| Written request |
Please retype the records below exactly, leaving out any pictures.

>>

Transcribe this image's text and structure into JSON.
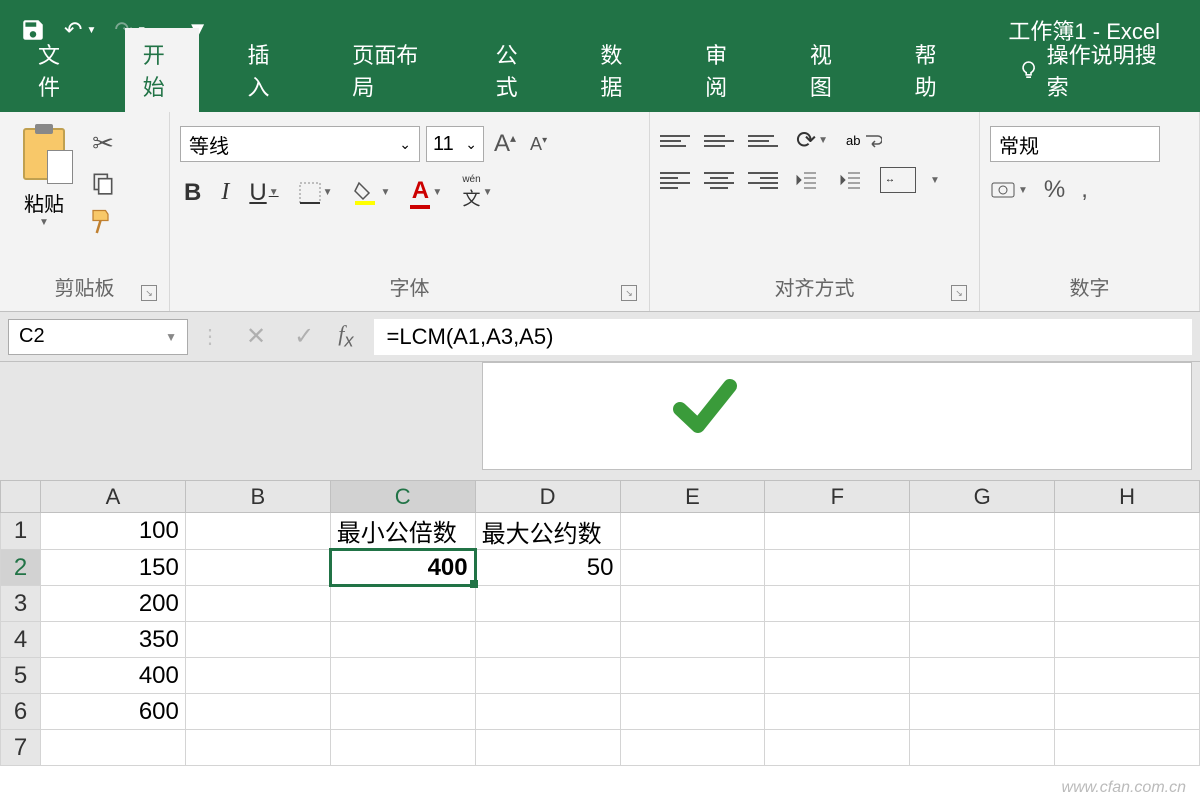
{
  "title": "工作簿1  -  Excel",
  "tabs": {
    "file": "文件",
    "home": "开始",
    "insert": "插入",
    "layout": "页面布局",
    "formulas": "公式",
    "data": "数据",
    "review": "审阅",
    "view": "视图",
    "help": "帮助",
    "tellme": "操作说明搜索"
  },
  "ribbon": {
    "clipboard": {
      "paste": "粘贴",
      "label": "剪贴板"
    },
    "font": {
      "name": "等线",
      "size": "11",
      "label": "字体",
      "wen": "wén"
    },
    "align": {
      "label": "对齐方式",
      "ab": "ab"
    },
    "number": {
      "format": "常规",
      "label": "数字",
      "percent": "%",
      "comma": ","
    }
  },
  "namebox": "C2",
  "formula": "=LCM(A1,A3,A5)",
  "columns": [
    "A",
    "B",
    "C",
    "D",
    "E",
    "F",
    "G",
    "H"
  ],
  "rows": [
    "1",
    "2",
    "3",
    "4",
    "5",
    "6",
    "7"
  ],
  "cells": {
    "A1": "100",
    "A2": "150",
    "A3": "200",
    "A4": "350",
    "A5": "400",
    "A6": "600",
    "C1": "最小公倍数",
    "D1": "最大公约数",
    "C2": "400",
    "D2": "50"
  },
  "selected_cell": "C2",
  "watermark": "www.cfan.com.cn"
}
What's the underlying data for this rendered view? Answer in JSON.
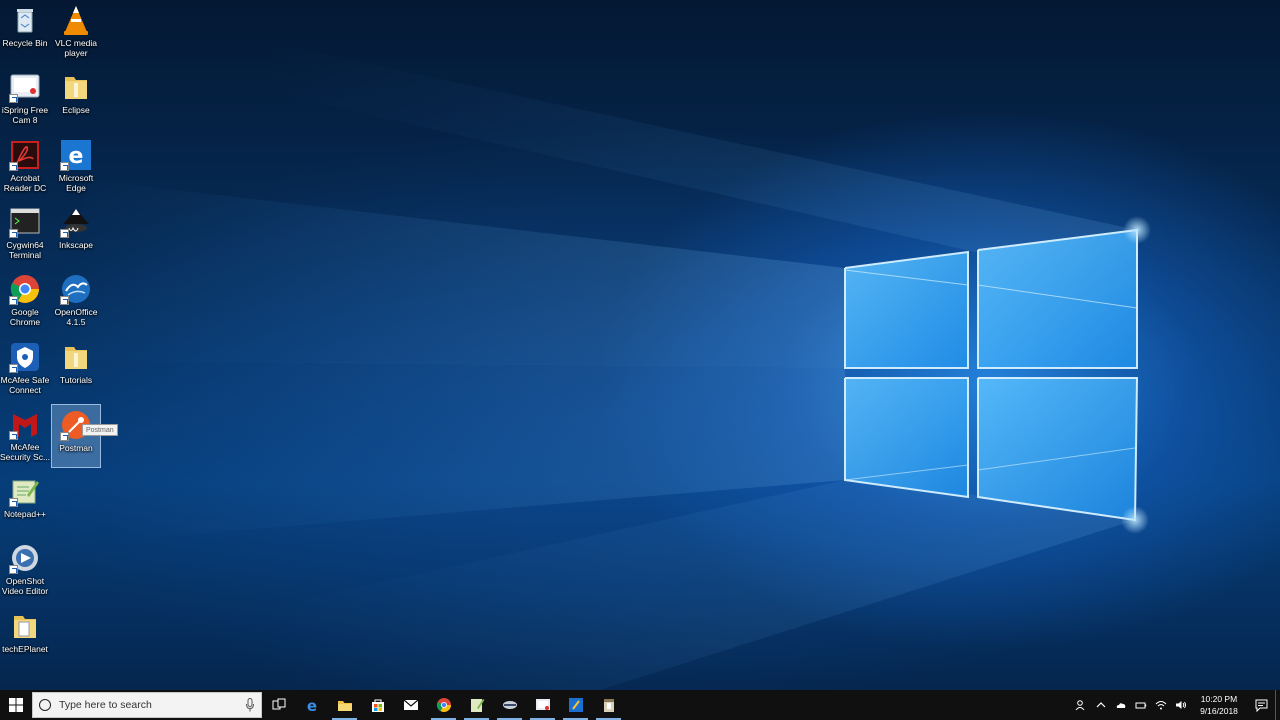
{
  "desktop": {
    "icons": [
      {
        "id": "recycle-bin",
        "label": "Recycle Bin"
      },
      {
        "id": "vlc",
        "label": "VLC media\nplayer"
      },
      {
        "id": "ispring",
        "label": "iSpring Free\nCam 8"
      },
      {
        "id": "eclipse",
        "label": "Eclipse"
      },
      {
        "id": "acrobat",
        "label": "Acrobat\nReader DC"
      },
      {
        "id": "edge",
        "label": "Microsoft\nEdge"
      },
      {
        "id": "cygwin",
        "label": "Cygwin64\nTerminal"
      },
      {
        "id": "inkscape",
        "label": "Inkscape"
      },
      {
        "id": "chrome",
        "label": "Google\nChrome"
      },
      {
        "id": "openoffice",
        "label": "OpenOffice\n4.1.5"
      },
      {
        "id": "mcafee-safe",
        "label": "McAfee Safe\nConnect"
      },
      {
        "id": "tutorials",
        "label": "Tutorials"
      },
      {
        "id": "mcafee-security",
        "label": "McAfee\nSecurity Sc..."
      },
      {
        "id": "postman",
        "label": "Postman"
      },
      {
        "id": "notepadpp",
        "label": "Notepad++"
      },
      {
        "id": "openshot",
        "label": "OpenShot\nVideo Editor"
      },
      {
        "id": "techeplanet",
        "label": "techEPlanet"
      }
    ],
    "selected_icon": "postman",
    "tooltip": "Postman"
  },
  "taskbar": {
    "search_placeholder": "Type here to search",
    "pinned": [
      "task-view",
      "edge",
      "file-explorer",
      "store",
      "mail",
      "chrome",
      "notepadpp",
      "postman-app",
      "ispring-app",
      "acrobat-app",
      "archive-app"
    ],
    "clock": {
      "time": "10:20 PM",
      "date": "9/16/2018"
    }
  },
  "colors": {
    "taskbar": "#101010",
    "accent": "#1a6fd0",
    "selection": "#a0c8f0"
  }
}
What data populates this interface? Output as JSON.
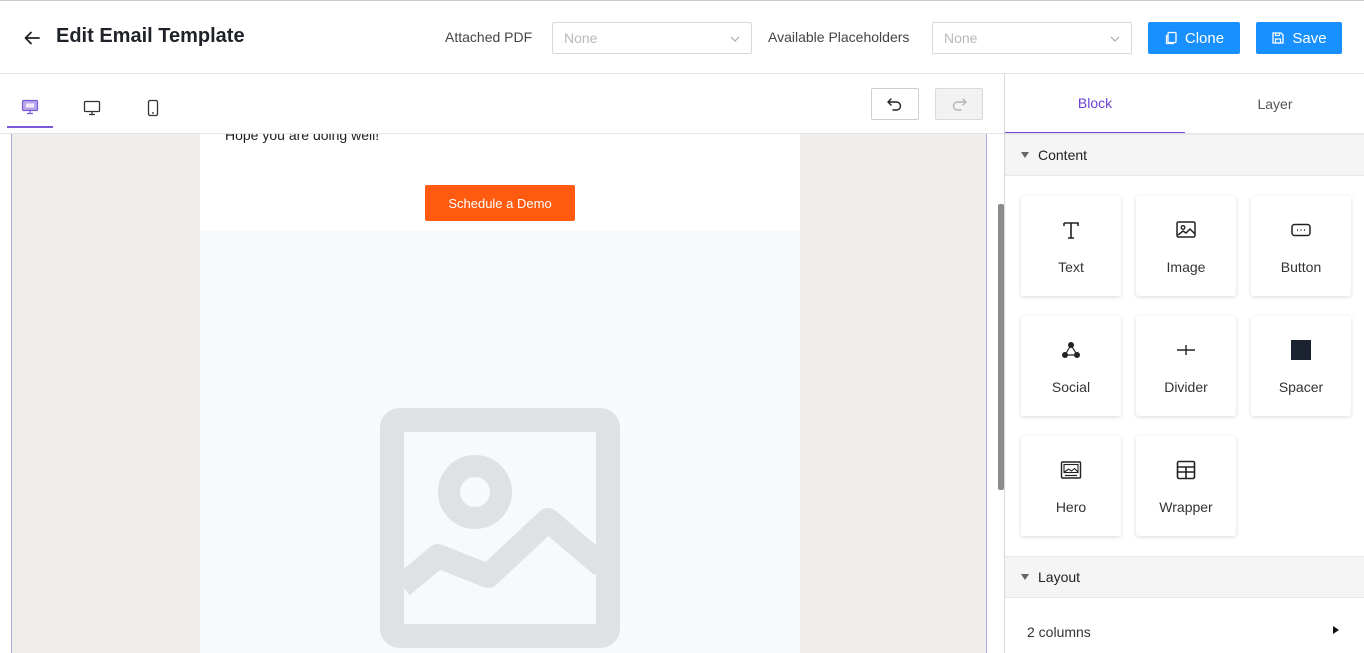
{
  "header": {
    "title": "Edit Email Template",
    "attached_pdf_label": "Attached PDF",
    "attached_pdf_value": "None",
    "placeholders_label": "Available Placeholders",
    "placeholders_value": "None",
    "clone_label": "Clone",
    "save_label": "Save"
  },
  "toolbar": {
    "tabs": [
      "desktop-edit-icon",
      "desktop-icon",
      "mobile-icon"
    ],
    "active_tab": 0
  },
  "email": {
    "greeting": "Hope you are doing well!",
    "cta_label": "Schedule a Demo",
    "cta_color": "#ff5a0f"
  },
  "panel": {
    "tabs": [
      "Block",
      "Layer"
    ],
    "active_tab": "Block",
    "content_section": "Content",
    "blocks": [
      {
        "label": "Text",
        "icon": "text-icon"
      },
      {
        "label": "Image",
        "icon": "image-icon"
      },
      {
        "label": "Button",
        "icon": "button-icon"
      },
      {
        "label": "Social",
        "icon": "social-icon"
      },
      {
        "label": "Divider",
        "icon": "divider-icon"
      },
      {
        "label": "Spacer",
        "icon": "spacer-icon"
      },
      {
        "label": "Hero",
        "icon": "hero-icon"
      },
      {
        "label": "Wrapper",
        "icon": "wrapper-icon"
      }
    ],
    "layout_section": "Layout",
    "layout_item": "2 columns",
    "accent_color": "#6d3fd6"
  }
}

<<

| Reply to the exercise |
Transcribe this image's text and structure into JSON.
{
  "title": "工作簿1  -  Excel",
  "tabs": {
    "file": "文件",
    "home": "开始",
    "insert": "插入",
    "layout": "页面布局",
    "formulas": "公式",
    "data": "数据",
    "review": "审阅",
    "view": "视图",
    "help": "帮助",
    "tellme": "操作说明搜索"
  },
  "ribbon": {
    "clipboard": {
      "paste": "粘贴",
      "label": "剪贴板"
    },
    "font": {
      "name": "等线",
      "size": "11",
      "label": "字体",
      "wen": "wén"
    },
    "align": {
      "label": "对齐方式",
      "ab": "ab"
    },
    "number": {
      "format": "常规",
      "label": "数字",
      "percent": "%",
      "comma": ","
    }
  },
  "namebox": "C2",
  "formula": "=LCM(A1,A3,A5)",
  "columns": [
    "A",
    "B",
    "C",
    "D",
    "E",
    "F",
    "G",
    "H"
  ],
  "rows": [
    "1",
    "2",
    "3",
    "4",
    "5",
    "6",
    "7"
  ],
  "cells": {
    "A1": "100",
    "A2": "150",
    "A3": "200",
    "A4": "350",
    "A5": "400",
    "A6": "600",
    "C1": "最小公倍数",
    "D1": "最大公约数",
    "C2": "400",
    "D2": "50"
  },
  "selected_cell": "C2",
  "watermark": "www.cfan.com.cn"
}
What's the underlying data for this rendered view? Answer in JSON.
{
  "desktop": {
    "icons": [
      {
        "id": "recycle-bin",
        "label": "Recycle Bin"
      },
      {
        "id": "vlc",
        "label": "VLC media\nplayer"
      },
      {
        "id": "ispring",
        "label": "iSpring Free\nCam 8"
      },
      {
        "id": "eclipse",
        "label": "Eclipse"
      },
      {
        "id": "acrobat",
        "label": "Acrobat\nReader DC"
      },
      {
        "id": "edge",
        "label": "Microsoft\nEdge"
      },
      {
        "id": "cygwin",
        "label": "Cygwin64\nTerminal"
      },
      {
        "id": "inkscape",
        "label": "Inkscape"
      },
      {
        "id": "chrome",
        "label": "Google\nChrome"
      },
      {
        "id": "openoffice",
        "label": "OpenOffice\n4.1.5"
      },
      {
        "id": "mcafee-safe",
        "label": "McAfee Safe\nConnect"
      },
      {
        "id": "tutorials",
        "label": "Tutorials"
      },
      {
        "id": "mcafee-security",
        "label": "McAfee\nSecurity Sc..."
      },
      {
        "id": "postman",
        "label": "Postman"
      },
      {
        "id": "notepadpp",
        "label": "Notepad++"
      },
      {
        "id": "openshot",
        "label": "OpenShot\nVideo Editor"
      },
      {
        "id": "techeplanet",
        "label": "techEPlanet"
      }
    ],
    "selected_icon": "postman",
    "tooltip": "Postman"
  },
  "taskbar": {
    "search_placeholder": "Type here to search",
    "pinned": [
      "task-view",
      "edge",
      "file-explorer",
      "store",
      "mail",
      "chrome",
      "notepadpp",
      "postman-app",
      "ispring-app",
      "acrobat-app",
      "archive-app"
    ],
    "clock": {
      "time": "10:20 PM",
      "date": "9/16/2018"
    }
  },
  "colors": {
    "taskbar": "#101010",
    "accent": "#1a6fd0",
    "selection": "#a0c8f0"
  }
}
What data populates this interface? Output as JSON.
{
  "header": {
    "title": "Edit Email Template",
    "attached_pdf_label": "Attached PDF",
    "attached_pdf_value": "None",
    "placeholders_label": "Available Placeholders",
    "placeholders_value": "None",
    "clone_label": "Clone",
    "save_label": "Save"
  },
  "toolbar": {
    "tabs": [
      "desktop-edit-icon",
      "desktop-icon",
      "mobile-icon"
    ],
    "active_tab": 0
  },
  "email": {
    "greeting": "Hope you are doing well!",
    "cta_label": "Schedule a Demo",
    "cta_color": "#ff5a0f"
  },
  "panel": {
    "tabs": [
      "Block",
      "Layer"
    ],
    "active_tab": "Block",
    "content_section": "Content",
    "blocks": [
      {
        "label": "Text",
        "icon": "text-icon"
      },
      {
        "label": "Image",
        "icon": "image-icon"
      },
      {
        "label": "Button",
        "icon": "button-icon"
      },
      {
        "label": "Social",
        "icon": "social-icon"
      },
      {
        "label": "Divider",
        "icon": "divider-icon"
      },
      {
        "label": "Spacer",
        "icon": "spacer-icon"
      },
      {
        "label": "Hero",
        "icon": "hero-icon"
      },
      {
        "label": "Wrapper",
        "icon": "wrapper-icon"
      }
    ],
    "layout_section": "Layout",
    "layout_item": "2 columns",
    "accent_color": "#6d3fd6"
  }
}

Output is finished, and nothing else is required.